— BEGIN Supplied material —

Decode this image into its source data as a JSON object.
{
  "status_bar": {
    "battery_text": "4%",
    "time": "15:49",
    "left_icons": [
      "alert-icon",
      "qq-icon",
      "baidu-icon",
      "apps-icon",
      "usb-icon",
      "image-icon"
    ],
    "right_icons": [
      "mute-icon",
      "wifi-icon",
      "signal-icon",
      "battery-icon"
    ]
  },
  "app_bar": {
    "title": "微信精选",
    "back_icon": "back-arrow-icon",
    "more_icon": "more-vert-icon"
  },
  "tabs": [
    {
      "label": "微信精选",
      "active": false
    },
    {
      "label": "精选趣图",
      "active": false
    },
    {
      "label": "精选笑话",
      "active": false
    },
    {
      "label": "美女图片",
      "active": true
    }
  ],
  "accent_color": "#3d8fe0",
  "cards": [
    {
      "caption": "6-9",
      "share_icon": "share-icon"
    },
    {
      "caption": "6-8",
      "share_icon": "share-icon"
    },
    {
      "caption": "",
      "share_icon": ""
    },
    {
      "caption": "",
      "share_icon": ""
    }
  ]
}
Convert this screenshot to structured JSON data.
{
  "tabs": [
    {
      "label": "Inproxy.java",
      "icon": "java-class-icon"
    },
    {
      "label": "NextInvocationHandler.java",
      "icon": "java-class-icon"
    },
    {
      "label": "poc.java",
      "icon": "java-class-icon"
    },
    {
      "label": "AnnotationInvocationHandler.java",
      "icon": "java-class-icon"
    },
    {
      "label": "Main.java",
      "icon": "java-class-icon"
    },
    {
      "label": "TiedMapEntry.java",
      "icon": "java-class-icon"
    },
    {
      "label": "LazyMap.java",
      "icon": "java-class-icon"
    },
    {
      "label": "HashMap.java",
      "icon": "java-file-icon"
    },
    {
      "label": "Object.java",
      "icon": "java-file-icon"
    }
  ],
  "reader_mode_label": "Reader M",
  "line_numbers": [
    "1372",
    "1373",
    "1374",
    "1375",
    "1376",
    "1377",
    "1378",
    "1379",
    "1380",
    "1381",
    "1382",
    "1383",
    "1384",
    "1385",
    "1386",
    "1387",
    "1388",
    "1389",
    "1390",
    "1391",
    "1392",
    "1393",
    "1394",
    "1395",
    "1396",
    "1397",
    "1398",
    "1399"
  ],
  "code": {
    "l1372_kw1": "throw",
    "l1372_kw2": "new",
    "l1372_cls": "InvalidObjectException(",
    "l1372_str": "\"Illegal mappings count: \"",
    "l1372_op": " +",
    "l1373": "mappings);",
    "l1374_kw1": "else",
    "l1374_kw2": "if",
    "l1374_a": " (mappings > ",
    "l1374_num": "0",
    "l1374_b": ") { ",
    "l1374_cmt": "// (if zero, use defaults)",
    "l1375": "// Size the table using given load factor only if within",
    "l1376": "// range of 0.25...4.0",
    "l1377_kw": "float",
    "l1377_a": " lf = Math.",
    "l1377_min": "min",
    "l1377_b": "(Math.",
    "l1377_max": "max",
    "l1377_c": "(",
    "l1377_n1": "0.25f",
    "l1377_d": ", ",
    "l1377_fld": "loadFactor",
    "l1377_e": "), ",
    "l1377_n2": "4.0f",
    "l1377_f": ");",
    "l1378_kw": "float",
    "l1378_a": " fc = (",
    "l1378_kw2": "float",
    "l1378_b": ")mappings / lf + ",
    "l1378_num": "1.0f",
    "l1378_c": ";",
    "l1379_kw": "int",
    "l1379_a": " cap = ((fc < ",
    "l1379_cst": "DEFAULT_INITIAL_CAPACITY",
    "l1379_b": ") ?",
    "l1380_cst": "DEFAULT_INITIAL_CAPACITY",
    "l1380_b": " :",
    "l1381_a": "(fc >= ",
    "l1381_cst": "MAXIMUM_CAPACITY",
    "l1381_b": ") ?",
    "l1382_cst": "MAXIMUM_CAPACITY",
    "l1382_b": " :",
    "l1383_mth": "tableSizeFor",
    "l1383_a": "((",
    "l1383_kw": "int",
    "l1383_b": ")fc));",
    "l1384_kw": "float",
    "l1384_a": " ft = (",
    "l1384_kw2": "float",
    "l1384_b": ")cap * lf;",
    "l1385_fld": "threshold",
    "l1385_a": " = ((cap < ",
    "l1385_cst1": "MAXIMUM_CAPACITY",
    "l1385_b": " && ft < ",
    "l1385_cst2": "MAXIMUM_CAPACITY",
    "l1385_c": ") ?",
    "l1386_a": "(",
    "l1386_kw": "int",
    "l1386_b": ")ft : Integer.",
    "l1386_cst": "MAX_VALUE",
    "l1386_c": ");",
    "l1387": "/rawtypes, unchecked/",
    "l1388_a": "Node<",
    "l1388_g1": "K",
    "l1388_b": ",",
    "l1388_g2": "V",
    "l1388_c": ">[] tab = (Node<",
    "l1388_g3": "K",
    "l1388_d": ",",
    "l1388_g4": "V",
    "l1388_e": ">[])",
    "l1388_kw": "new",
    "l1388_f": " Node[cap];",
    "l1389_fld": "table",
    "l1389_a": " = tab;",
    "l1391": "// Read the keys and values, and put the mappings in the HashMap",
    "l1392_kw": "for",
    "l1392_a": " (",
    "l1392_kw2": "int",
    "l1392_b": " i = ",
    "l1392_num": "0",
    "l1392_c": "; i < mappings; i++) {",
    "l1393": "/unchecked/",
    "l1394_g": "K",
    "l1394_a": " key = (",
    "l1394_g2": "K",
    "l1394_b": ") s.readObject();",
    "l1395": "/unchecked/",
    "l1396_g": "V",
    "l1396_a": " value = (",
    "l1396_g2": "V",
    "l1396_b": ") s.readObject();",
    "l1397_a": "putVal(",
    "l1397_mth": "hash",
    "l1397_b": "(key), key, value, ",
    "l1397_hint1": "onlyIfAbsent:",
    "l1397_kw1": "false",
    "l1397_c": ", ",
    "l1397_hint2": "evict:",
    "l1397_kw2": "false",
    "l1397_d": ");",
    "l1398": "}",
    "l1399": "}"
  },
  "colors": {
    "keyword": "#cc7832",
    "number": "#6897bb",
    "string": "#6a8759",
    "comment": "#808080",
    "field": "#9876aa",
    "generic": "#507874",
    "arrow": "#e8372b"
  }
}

— END Supplied material —

* Task brief *
Give back each line above precisely as it stands.

* The solution *
Decode this image into its source data as a JSON object.
{
  "status_bar": {
    "battery_text": "4%",
    "time": "15:49",
    "left_icons": [
      "alert-icon",
      "qq-icon",
      "baidu-icon",
      "apps-icon",
      "usb-icon",
      "image-icon"
    ],
    "right_icons": [
      "mute-icon",
      "wifi-icon",
      "signal-icon",
      "battery-icon"
    ]
  },
  "app_bar": {
    "title": "微信精选",
    "back_icon": "back-arrow-icon",
    "more_icon": "more-vert-icon"
  },
  "tabs": [
    {
      "label": "微信精选",
      "active": false
    },
    {
      "label": "精选趣图",
      "active": false
    },
    {
      "label": "精选笑话",
      "active": false
    },
    {
      "label": "美女图片",
      "active": true
    }
  ],
  "accent_color": "#3d8fe0",
  "cards": [
    {
      "caption": "6-9",
      "share_icon": "share-icon"
    },
    {
      "caption": "6-8",
      "share_icon": "share-icon"
    },
    {
      "caption": "",
      "share_icon": ""
    },
    {
      "caption": "",
      "share_icon": ""
    }
  ]
}
Convert this screenshot to structured JSON data.
{
  "tabs": [
    {
      "label": "Inproxy.java",
      "icon": "java-class-icon"
    },
    {
      "label": "NextInvocationHandler.java",
      "icon": "java-class-icon"
    },
    {
      "label": "poc.java",
      "icon": "java-class-icon"
    },
    {
      "label": "AnnotationInvocationHandler.java",
      "icon": "java-class-icon"
    },
    {
      "label": "Main.java",
      "icon": "java-class-icon"
    },
    {
      "label": "TiedMapEntry.java",
      "icon": "java-class-icon"
    },
    {
      "label": "LazyMap.java",
      "icon": "java-class-icon"
    },
    {
      "label": "HashMap.java",
      "icon": "java-file-icon"
    },
    {
      "label": "Object.java",
      "icon": "java-file-icon"
    }
  ],
  "reader_mode_label": "Reader M",
  "line_numbers": [
    "1372",
    "1373",
    "1374",
    "1375",
    "1376",
    "1377",
    "1378",
    "1379",
    "1380",
    "1381",
    "1382",
    "1383",
    "1384",
    "1385",
    "1386",
    "1387",
    "1388",
    "1389",
    "1390",
    "1391",
    "1392",
    "1393",
    "1394",
    "1395",
    "1396",
    "1397",
    "1398",
    "1399"
  ],
  "code": {
    "l1372_kw1": "throw",
    "l1372_kw2": "new",
    "l1372_cls": "InvalidObjectException(",
    "l1372_str": "\"Illegal mappings count: \"",
    "l1372_op": " +",
    "l1373": "mappings);",
    "l1374_kw1": "else",
    "l1374_kw2": "if",
    "l1374_a": " (mappings > ",
    "l1374_num": "0",
    "l1374_b": ") { ",
    "l1374_cmt": "// (if zero, use defaults)",
    "l1375": "// Size the table using given load factor only if within",
    "l1376": "// range of 0.25...4.0",
    "l1377_kw": "float",
    "l1377_a": " lf = Math.",
    "l1377_min": "min",
    "l1377_b": "(Math.",
    "l1377_max": "max",
    "l1377_c": "(",
    "l1377_n1": "0.25f",
    "l1377_d": ", ",
    "l1377_fld": "loadFactor",
    "l1377_e": "), ",
    "l1377_n2": "4.0f",
    "l1377_f": ");",
    "l1378_kw": "float",
    "l1378_a": " fc = (",
    "l1378_kw2": "float",
    "l1378_b": ")mappings / lf + ",
    "l1378_num": "1.0f",
    "l1378_c": ";",
    "l1379_kw": "int",
    "l1379_a": " cap = ((fc < ",
    "l1379_cst": "DEFAULT_INITIAL_CAPACITY",
    "l1379_b": ") ?",
    "l1380_cst": "DEFAULT_INITIAL_CAPACITY",
    "l1380_b": " :",
    "l1381_a": "(fc >= ",
    "l1381_cst": "MAXIMUM_CAPACITY",
    "l1381_b": ") ?",
    "l1382_cst": "MAXIMUM_CAPACITY",
    "l1382_b": " :",
    "l1383_mth": "tableSizeFor",
    "l1383_a": "((",
    "l1383_kw": "int",
    "l1383_b": ")fc));",
    "l1384_kw": "float",
    "l1384_a": " ft = (",
    "l1384_kw2": "float",
    "l1384_b": ")cap * lf;",
    "l1385_fld": "threshold",
    "l1385_a": " = ((cap < ",
    "l1385_cst1": "MAXIMUM_CAPACITY",
    "l1385_b": " && ft < ",
    "l1385_cst2": "MAXIMUM_CAPACITY",
    "l1385_c": ") ?",
    "l1386_a": "(",
    "l1386_kw": "int",
    "l1386_b": ")ft : Integer.",
    "l1386_cst": "MAX_VALUE",
    "l1386_c": ");",
    "l1387": "/rawtypes, unchecked/",
    "l1388_a": "Node<",
    "l1388_g1": "K",
    "l1388_b": ",",
    "l1388_g2": "V",
    "l1388_c": ">[] tab = (Node<",
    "l1388_g3": "K",
    "l1388_d": ",",
    "l1388_g4": "V",
    "l1388_e": ">[])",
    "l1388_kw": "new",
    "l1388_f": " Node[cap];",
    "l1389_fld": "table",
    "l1389_a": " = tab;",
    "l1391": "// Read the keys and values, and put the mappings in the HashMap",
    "l1392_kw": "for",
    "l1392_a": " (",
    "l1392_kw2": "int",
    "l1392_b": " i = ",
    "l1392_num": "0",
    "l1392_c": "; i < mappings; i++) {",
    "l1393": "/unchecked/",
    "l1394_g": "K",
    "l1394_a": " key = (",
    "l1394_g2": "K",
    "l1394_b": ") s.readObject();",
    "l1395": "/unchecked/",
    "l1396_g": "V",
    "l1396_a": " value = (",
    "l1396_g2": "V",
    "l1396_b": ") s.readObject();",
    "l1397_a": "putVal(",
    "l1397_mth": "hash",
    "l1397_b": "(key), key, value, ",
    "l1397_hint1": "onlyIfAbsent:",
    "l1397_kw1": "false",
    "l1397_c": ", ",
    "l1397_hint2": "evict:",
    "l1397_kw2": "false",
    "l1397_d": ");",
    "l1398": "}",
    "l1399": "}"
  },
  "colors": {
    "keyword": "#cc7832",
    "number": "#6897bb",
    "string": "#6a8759",
    "comment": "#808080",
    "field": "#9876aa",
    "generic": "#507874",
    "arrow": "#e8372b"
  }
}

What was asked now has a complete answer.